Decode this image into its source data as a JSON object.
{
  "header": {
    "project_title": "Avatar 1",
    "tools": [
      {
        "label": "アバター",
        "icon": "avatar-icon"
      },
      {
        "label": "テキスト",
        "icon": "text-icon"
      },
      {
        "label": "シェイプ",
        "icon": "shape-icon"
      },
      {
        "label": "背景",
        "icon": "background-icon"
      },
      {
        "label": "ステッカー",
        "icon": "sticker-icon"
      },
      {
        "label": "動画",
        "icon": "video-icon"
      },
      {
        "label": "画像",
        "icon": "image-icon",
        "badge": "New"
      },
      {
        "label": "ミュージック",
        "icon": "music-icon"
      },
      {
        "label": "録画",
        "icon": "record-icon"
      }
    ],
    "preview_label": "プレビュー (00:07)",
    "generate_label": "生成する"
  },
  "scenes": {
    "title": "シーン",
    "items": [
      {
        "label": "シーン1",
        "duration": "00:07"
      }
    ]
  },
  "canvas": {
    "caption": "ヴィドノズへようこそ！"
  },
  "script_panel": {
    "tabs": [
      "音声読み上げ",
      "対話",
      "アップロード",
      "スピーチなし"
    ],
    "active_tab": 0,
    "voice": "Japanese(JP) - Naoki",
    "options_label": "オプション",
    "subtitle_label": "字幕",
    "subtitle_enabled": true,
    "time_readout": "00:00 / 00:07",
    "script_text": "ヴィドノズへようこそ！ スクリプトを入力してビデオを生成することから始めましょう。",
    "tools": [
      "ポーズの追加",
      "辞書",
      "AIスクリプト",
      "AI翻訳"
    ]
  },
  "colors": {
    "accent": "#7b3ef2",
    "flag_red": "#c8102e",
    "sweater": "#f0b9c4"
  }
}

● ● ●

> _The exercise_
Exactly reproduce all of the entries above.

> _Final result_
Decode this image into its source data as a JSON object.
{
  "header": {
    "project_title": "Avatar 1",
    "tools": [
      {
        "label": "アバター",
        "icon": "avatar-icon"
      },
      {
        "label": "テキスト",
        "icon": "text-icon"
      },
      {
        "label": "シェイプ",
        "icon": "shape-icon"
      },
      {
        "label": "背景",
        "icon": "background-icon"
      },
      {
        "label": "ステッカー",
        "icon": "sticker-icon"
      },
      {
        "label": "動画",
        "icon": "video-icon"
      },
      {
        "label": "画像",
        "icon": "image-icon",
        "badge": "New"
      },
      {
        "label": "ミュージック",
        "icon": "music-icon"
      },
      {
        "label": "録画",
        "icon": "record-icon"
      }
    ],
    "preview_label": "プレビュー (00:07)",
    "generate_label": "生成する"
  },
  "scenes": {
    "title": "シーン",
    "items": [
      {
        "label": "シーン1",
        "duration": "00:07"
      }
    ]
  },
  "canvas": {
    "caption": "ヴィドノズへようこそ！"
  },
  "script_panel": {
    "tabs": [
      "音声読み上げ",
      "対話",
      "アップロード",
      "スピーチなし"
    ],
    "active_tab": 0,
    "voice": "Japanese(JP) - Naoki",
    "options_label": "オプション",
    "subtitle_label": "字幕",
    "subtitle_enabled": true,
    "time_readout": "00:00 / 00:07",
    "script_text": "ヴィドノズへようこそ！ スクリプトを入力してビデオを生成することから始めましょう。",
    "tools": [
      "ポーズの追加",
      "辞書",
      "AIスクリプト",
      "AI翻訳"
    ]
  },
  "colors": {
    "accent": "#7b3ef2",
    "flag_red": "#c8102e",
    "sweater": "#f0b9c4"
  }
}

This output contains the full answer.